■ TEXT EXTRACT:
==*==

Video conversion (aka transcoding): Video conversion allows you to connect a number of analog composite and component video signals and have them all converted to a digital signal that can be output through a single HDMI cable. The advantage here is that you can connect just about anything and everything to your receiver, and send just one cable to your TV. That’s a control hub!

Video upscaling: Upscaling takes the process a bit further. Upscaling will take a lower resolution signal and “upscale” it to a higher resolution so it will look better on your HDTV. The resulting signal won’t magically make HD sources look like 4K, but will be noticeably better looking than if left unprocessed. Of course, the quality of upscaling is directly related to the quality of the processing chip that does the job (just like the DAC mentioned above). If upscaling will be important to you, check out what reviewers have to say about how good the video upscaling is in a given receiver.

==*==

■ ACTIONS TO TAKE:
**A)** Answer these questions using the text on video conversion and upscaling:
(i) Through what single cable is the converted digital signal sent out?
(ii) What does upscaling do to a lower resolution signal?
(iii) To what is the quality of upscaling directly related?
**B)** Duplicate the text on video conversion and upscaling between "Video upscaling: Upscaling" and "a given receiver.", inclusive.
The data that comes next is not needed for this work.

■ RAW DATA:
==*==

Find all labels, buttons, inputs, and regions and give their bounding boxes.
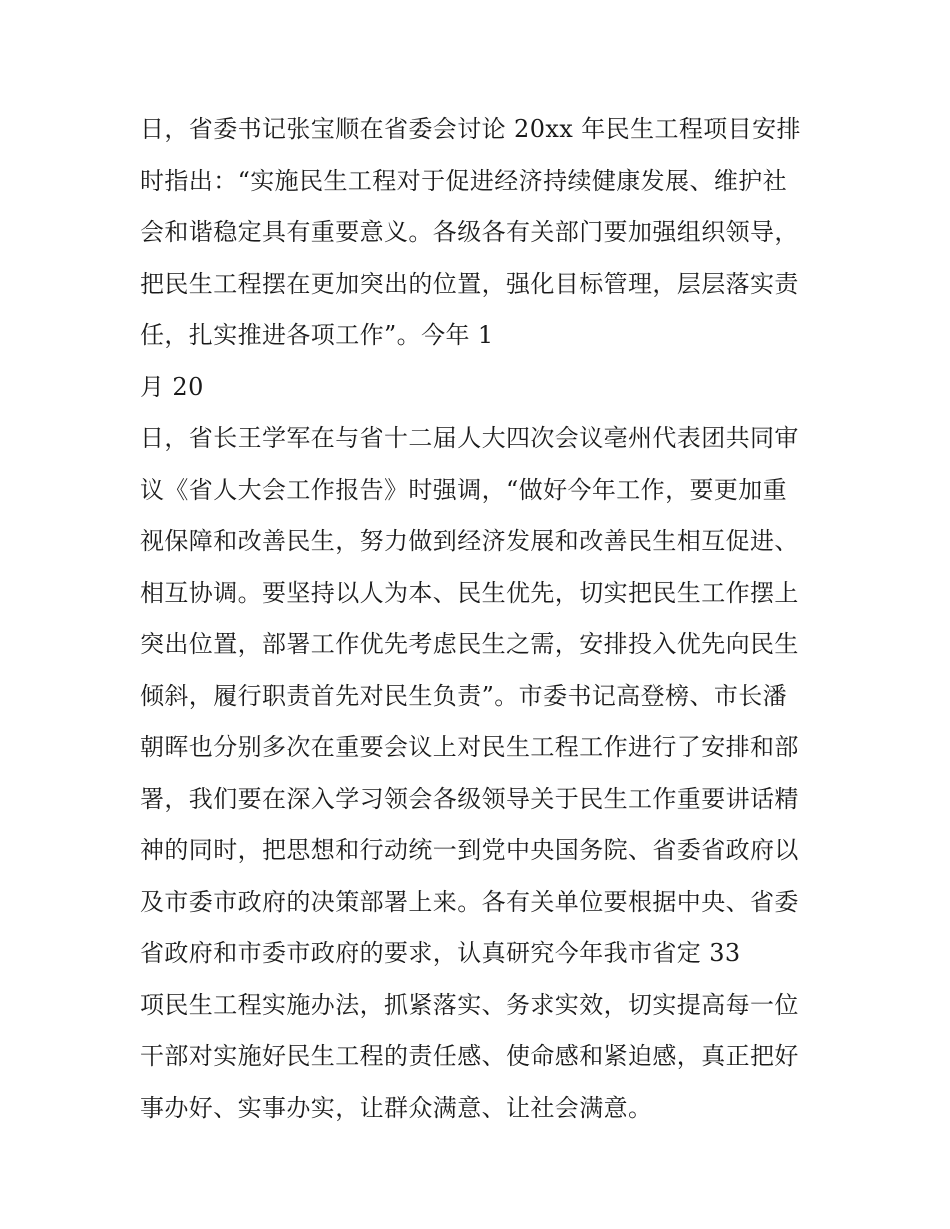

==*==

■ RESULTS FOR THE EXERCISE:
**A)**
(i) An HDMI cable.
(ii) It converts the signal to a higher resolution so it will look better on an HDTV.
(iii) The quality of the processing chip that does the job.

**B)**
Video upscaling: Upscaling takes the process a bit further. Upscaling will take a lower resolution signal and “upscale” it to a higher resolution so it will look better on your HDTV. The resulting signal won’t magically make HD sources look like 4K, but will be noticeably better looking than if left unprocessed. Of course, the quality of upscaling is directly related to the quality of the processing chip that does the job (just like the DAC mentioned above). If upscaling will be important to you, check out what reviewers have to say about how good the video upscaling is in a given receiver.